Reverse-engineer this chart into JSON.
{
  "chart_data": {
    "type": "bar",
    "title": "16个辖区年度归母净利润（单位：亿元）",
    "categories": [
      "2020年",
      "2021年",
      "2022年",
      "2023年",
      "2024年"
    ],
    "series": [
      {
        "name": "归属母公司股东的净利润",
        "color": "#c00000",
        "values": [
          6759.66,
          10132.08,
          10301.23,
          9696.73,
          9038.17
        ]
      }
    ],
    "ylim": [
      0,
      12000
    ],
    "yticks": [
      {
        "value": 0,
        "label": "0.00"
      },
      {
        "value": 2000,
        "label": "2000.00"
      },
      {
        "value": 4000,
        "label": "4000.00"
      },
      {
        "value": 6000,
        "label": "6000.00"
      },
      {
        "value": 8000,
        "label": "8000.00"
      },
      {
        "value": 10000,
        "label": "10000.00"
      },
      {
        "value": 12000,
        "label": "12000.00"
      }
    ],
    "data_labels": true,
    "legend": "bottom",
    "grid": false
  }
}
---
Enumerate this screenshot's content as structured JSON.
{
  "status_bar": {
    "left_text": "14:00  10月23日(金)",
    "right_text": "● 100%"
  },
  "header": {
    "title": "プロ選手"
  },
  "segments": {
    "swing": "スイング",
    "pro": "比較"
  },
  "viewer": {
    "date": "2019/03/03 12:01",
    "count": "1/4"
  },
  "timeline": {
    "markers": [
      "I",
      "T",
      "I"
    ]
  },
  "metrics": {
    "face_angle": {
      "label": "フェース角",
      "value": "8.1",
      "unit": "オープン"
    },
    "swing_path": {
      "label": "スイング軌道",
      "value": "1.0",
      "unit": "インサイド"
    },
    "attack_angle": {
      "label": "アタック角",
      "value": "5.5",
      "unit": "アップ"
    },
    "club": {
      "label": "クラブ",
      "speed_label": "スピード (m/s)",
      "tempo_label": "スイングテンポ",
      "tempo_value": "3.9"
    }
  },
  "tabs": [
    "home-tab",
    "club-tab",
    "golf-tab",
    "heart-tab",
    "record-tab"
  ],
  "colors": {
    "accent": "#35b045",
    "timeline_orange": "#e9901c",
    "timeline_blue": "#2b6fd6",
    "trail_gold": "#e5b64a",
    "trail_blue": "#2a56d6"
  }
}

▸ **Requirement**
Using the material above, count the lines containing the word "this". Reply with the number alone.

▸ **Exercise answer**
2